» EXERCISE PROMPT: Copy out all the lines where "TradingView" shows up.

» EXERCISE INPUTS:
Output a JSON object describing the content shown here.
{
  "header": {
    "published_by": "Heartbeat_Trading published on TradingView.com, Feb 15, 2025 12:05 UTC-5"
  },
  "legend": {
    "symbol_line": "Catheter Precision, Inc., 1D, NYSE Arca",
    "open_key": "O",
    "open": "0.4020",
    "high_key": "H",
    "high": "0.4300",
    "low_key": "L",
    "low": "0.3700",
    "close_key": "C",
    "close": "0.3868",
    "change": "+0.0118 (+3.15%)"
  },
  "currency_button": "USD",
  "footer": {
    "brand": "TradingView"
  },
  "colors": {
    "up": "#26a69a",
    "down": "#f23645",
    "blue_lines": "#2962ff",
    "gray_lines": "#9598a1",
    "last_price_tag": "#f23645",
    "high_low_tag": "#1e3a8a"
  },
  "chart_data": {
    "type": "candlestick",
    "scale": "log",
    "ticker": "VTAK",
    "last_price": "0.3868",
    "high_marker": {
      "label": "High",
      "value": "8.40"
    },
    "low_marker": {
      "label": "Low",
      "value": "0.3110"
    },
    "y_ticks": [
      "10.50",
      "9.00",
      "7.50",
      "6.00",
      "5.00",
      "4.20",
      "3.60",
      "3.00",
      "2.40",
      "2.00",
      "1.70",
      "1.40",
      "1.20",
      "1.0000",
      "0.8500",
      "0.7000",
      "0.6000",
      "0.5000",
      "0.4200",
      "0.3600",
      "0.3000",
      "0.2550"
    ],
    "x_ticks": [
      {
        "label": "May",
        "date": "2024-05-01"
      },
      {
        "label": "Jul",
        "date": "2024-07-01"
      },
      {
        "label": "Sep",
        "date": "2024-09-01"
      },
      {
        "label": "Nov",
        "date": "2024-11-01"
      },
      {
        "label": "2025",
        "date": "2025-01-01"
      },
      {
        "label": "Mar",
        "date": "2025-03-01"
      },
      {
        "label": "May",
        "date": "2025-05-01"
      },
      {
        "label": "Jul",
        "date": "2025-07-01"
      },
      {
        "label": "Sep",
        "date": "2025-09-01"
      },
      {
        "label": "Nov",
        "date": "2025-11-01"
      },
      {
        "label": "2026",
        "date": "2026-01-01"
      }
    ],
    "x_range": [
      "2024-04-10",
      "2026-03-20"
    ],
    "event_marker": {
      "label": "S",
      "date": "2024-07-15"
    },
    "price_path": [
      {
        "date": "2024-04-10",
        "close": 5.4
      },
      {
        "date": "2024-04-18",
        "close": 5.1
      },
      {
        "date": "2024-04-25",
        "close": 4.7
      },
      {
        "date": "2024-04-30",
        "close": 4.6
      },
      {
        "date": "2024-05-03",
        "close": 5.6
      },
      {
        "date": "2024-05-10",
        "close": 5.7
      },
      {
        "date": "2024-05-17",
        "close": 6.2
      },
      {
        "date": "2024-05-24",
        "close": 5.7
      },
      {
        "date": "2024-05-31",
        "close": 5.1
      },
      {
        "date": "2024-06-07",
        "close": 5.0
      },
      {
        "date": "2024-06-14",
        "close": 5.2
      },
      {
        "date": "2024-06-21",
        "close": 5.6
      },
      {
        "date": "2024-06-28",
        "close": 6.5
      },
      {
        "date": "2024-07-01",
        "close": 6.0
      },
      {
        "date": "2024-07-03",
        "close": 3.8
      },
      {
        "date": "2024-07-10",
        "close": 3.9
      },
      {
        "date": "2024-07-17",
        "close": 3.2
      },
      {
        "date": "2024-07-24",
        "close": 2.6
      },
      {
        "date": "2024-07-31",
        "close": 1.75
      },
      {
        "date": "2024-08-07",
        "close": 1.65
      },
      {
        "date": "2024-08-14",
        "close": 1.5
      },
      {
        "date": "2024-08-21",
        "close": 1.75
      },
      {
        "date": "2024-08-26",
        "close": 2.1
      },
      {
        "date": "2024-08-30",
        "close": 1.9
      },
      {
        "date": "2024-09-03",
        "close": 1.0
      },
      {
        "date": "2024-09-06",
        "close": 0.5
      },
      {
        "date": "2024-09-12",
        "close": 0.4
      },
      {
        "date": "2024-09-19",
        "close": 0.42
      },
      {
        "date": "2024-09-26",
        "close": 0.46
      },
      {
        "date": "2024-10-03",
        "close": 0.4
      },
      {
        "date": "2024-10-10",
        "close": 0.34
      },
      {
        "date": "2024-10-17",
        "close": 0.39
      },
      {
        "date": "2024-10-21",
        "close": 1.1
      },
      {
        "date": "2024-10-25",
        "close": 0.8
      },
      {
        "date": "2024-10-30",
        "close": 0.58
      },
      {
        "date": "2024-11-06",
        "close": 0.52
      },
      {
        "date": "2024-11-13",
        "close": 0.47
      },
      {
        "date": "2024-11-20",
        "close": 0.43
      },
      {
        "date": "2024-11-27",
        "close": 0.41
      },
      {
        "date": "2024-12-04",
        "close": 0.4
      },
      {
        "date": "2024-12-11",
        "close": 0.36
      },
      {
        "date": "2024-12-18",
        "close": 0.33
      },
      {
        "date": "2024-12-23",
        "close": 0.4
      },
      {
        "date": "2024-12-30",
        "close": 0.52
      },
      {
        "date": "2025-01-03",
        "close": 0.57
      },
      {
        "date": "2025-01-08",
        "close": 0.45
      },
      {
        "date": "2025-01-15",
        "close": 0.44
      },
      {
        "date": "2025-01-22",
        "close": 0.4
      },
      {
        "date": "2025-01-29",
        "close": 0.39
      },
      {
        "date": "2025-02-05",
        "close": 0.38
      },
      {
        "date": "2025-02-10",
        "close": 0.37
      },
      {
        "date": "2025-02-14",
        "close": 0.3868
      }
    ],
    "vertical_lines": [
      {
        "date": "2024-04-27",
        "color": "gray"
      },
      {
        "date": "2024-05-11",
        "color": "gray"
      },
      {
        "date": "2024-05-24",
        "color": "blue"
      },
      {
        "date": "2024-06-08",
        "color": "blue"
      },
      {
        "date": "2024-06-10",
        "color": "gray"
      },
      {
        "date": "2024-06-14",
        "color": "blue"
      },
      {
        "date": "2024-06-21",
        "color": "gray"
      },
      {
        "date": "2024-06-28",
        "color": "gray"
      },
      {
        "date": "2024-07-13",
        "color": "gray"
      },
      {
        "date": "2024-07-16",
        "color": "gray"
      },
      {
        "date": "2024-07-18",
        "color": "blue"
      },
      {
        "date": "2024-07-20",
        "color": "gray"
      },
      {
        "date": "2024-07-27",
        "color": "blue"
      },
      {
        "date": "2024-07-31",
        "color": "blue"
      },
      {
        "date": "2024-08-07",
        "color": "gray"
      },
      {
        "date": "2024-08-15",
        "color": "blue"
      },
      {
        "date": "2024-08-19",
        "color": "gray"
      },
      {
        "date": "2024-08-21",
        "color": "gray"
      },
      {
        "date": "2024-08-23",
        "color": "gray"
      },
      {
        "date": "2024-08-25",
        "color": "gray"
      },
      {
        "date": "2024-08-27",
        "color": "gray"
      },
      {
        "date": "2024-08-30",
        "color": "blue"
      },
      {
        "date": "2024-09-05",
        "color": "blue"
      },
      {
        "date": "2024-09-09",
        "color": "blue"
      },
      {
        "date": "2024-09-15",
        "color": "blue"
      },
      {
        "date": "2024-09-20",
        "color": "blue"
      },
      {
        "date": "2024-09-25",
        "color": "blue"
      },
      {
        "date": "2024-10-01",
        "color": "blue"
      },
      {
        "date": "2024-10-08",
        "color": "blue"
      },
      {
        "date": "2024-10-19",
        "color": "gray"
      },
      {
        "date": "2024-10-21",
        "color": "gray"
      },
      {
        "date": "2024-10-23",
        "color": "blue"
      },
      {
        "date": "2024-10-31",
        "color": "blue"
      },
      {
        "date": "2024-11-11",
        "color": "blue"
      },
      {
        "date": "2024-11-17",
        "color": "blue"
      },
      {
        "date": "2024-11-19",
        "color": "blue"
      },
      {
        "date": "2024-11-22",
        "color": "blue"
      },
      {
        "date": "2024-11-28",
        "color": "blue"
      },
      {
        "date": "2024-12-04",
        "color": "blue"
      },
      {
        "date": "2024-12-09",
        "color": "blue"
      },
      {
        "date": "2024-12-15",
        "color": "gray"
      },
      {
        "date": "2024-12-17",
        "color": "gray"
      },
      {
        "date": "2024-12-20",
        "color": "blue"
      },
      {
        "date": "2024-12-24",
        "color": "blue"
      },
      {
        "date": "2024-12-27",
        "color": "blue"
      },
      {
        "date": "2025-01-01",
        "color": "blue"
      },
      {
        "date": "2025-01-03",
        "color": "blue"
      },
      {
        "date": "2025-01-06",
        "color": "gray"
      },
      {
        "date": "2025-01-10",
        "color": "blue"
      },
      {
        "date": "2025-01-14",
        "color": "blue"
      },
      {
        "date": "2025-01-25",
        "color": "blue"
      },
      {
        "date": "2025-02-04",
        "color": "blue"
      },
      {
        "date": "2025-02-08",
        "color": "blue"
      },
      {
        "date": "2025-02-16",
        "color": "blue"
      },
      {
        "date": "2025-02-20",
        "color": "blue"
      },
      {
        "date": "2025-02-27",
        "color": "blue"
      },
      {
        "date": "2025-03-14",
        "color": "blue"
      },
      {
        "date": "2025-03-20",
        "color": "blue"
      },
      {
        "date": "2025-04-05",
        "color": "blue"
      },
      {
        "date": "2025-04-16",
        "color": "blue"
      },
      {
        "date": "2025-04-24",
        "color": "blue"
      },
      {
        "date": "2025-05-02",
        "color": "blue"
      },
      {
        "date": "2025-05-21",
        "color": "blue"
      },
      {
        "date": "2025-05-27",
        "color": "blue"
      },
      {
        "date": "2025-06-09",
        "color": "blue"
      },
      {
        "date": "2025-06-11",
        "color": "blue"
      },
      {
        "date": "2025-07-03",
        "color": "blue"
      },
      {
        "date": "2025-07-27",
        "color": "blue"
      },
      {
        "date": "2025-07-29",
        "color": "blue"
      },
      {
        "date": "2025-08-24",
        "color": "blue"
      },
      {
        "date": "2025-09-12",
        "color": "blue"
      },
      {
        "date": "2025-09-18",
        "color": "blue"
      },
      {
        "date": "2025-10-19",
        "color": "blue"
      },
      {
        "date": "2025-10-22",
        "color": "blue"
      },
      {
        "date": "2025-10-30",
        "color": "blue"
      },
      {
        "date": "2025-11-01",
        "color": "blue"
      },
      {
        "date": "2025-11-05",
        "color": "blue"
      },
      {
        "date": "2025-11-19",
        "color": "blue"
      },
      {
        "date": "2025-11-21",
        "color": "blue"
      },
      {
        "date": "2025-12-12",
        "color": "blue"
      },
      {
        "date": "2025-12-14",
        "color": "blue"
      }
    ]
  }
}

» FULL OUTPUT:
    "published_by": "Heartbeat_Trading published on TradingView.com, Feb 15, 2025 12:05 UTC-5"
    "brand": "TradingView"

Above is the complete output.